— BEGIN DATA ENTRIES —
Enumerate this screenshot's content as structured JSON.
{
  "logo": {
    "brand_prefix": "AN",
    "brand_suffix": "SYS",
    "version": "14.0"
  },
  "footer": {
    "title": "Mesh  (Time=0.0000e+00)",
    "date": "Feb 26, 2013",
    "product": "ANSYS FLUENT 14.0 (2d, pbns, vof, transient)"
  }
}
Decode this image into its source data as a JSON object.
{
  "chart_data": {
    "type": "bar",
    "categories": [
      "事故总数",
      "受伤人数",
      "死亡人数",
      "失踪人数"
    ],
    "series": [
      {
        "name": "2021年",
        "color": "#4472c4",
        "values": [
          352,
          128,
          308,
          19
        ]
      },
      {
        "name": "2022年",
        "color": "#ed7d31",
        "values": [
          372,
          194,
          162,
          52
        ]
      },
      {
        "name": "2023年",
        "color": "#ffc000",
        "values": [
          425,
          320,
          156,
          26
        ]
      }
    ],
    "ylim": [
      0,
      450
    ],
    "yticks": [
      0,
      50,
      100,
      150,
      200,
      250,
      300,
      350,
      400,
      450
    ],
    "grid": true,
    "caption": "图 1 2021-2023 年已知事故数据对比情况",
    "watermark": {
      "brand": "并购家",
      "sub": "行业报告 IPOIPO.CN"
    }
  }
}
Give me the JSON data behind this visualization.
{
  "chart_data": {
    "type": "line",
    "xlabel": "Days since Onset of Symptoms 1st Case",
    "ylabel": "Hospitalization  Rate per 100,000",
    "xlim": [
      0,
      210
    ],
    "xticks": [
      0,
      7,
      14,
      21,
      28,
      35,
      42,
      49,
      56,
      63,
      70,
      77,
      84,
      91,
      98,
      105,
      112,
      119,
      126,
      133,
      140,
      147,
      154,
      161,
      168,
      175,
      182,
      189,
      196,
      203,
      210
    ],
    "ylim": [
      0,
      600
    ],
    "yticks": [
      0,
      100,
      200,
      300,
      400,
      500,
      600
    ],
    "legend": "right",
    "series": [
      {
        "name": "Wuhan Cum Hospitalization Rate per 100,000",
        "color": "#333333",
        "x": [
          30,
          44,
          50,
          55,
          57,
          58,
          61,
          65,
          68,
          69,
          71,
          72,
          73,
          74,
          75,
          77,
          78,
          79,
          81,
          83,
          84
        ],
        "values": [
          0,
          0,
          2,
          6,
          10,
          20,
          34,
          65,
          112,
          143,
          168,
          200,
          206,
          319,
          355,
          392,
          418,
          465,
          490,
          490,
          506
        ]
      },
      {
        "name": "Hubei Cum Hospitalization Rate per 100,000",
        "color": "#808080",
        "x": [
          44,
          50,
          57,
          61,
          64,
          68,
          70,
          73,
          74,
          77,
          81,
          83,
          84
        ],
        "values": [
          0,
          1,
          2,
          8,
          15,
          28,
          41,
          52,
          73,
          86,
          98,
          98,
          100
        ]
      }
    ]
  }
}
— END DATA ENTRIES —
WHAT THE TASK ASKS.
Output the listing above exactly as it appears.

WORKED SOLUTION.
Enumerate this screenshot's content as structured JSON.
{
  "logo": {
    "brand_prefix": "AN",
    "brand_suffix": "SYS",
    "version": "14.0"
  },
  "footer": {
    "title": "Mesh  (Time=0.0000e+00)",
    "date": "Feb 26, 2013",
    "product": "ANSYS FLUENT 14.0 (2d, pbns, vof, transient)"
  }
}
Decode this image into its source data as a JSON object.
{
  "chart_data": {
    "type": "bar",
    "categories": [
      "事故总数",
      "受伤人数",
      "死亡人数",
      "失踪人数"
    ],
    "series": [
      {
        "name": "2021年",
        "color": "#4472c4",
        "values": [
          352,
          128,
          308,
          19
        ]
      },
      {
        "name": "2022年",
        "color": "#ed7d31",
        "values": [
          372,
          194,
          162,
          52
        ]
      },
      {
        "name": "2023年",
        "color": "#ffc000",
        "values": [
          425,
          320,
          156,
          26
        ]
      }
    ],
    "ylim": [
      0,
      450
    ],
    "yticks": [
      0,
      50,
      100,
      150,
      200,
      250,
      300,
      350,
      400,
      450
    ],
    "grid": true,
    "caption": "图 1 2021-2023 年已知事故数据对比情况",
    "watermark": {
      "brand": "并购家",
      "sub": "行业报告 IPOIPO.CN"
    }
  }
}
Give me the JSON data behind this visualization.
{
  "chart_data": {
    "type": "line",
    "xlabel": "Days since Onset of Symptoms 1st Case",
    "ylabel": "Hospitalization  Rate per 100,000",
    "xlim": [
      0,
      210
    ],
    "xticks": [
      0,
      7,
      14,
      21,
      28,
      35,
      42,
      49,
      56,
      63,
      70,
      77,
      84,
      91,
      98,
      105,
      112,
      119,
      126,
      133,
      140,
      147,
      154,
      161,
      168,
      175,
      182,
      189,
      196,
      203,
      210
    ],
    "ylim": [
      0,
      600
    ],
    "yticks": [
      0,
      100,
      200,
      300,
      400,
      500,
      600
    ],
    "legend": "right",
    "series": [
      {
        "name": "Wuhan Cum Hospitalization Rate per 100,000",
        "color": "#333333",
        "x": [
          30,
          44,
          50,
          55,
          57,
          58,
          61,
          65,
          68,
          69,
          71,
          72,
          73,
          74,
          75,
          77,
          78,
          79,
          81,
          83,
          84
        ],
        "values": [
          0,
          0,
          2,
          6,
          10,
          20,
          34,
          65,
          112,
          143,
          168,
          200,
          206,
          319,
          355,
          392,
          418,
          465,
          490,
          490,
          506
        ]
      },
      {
        "name": "Hubei Cum Hospitalization Rate per 100,000",
        "color": "#808080",
        "x": [
          44,
          50,
          57,
          61,
          64,
          68,
          70,
          73,
          74,
          77,
          81,
          83,
          84
        ],
        "values": [
          0,
          1,
          2,
          8,
          15,
          28,
          41,
          52,
          73,
          86,
          98,
          98,
          100
        ]
      }
    ]
  }
}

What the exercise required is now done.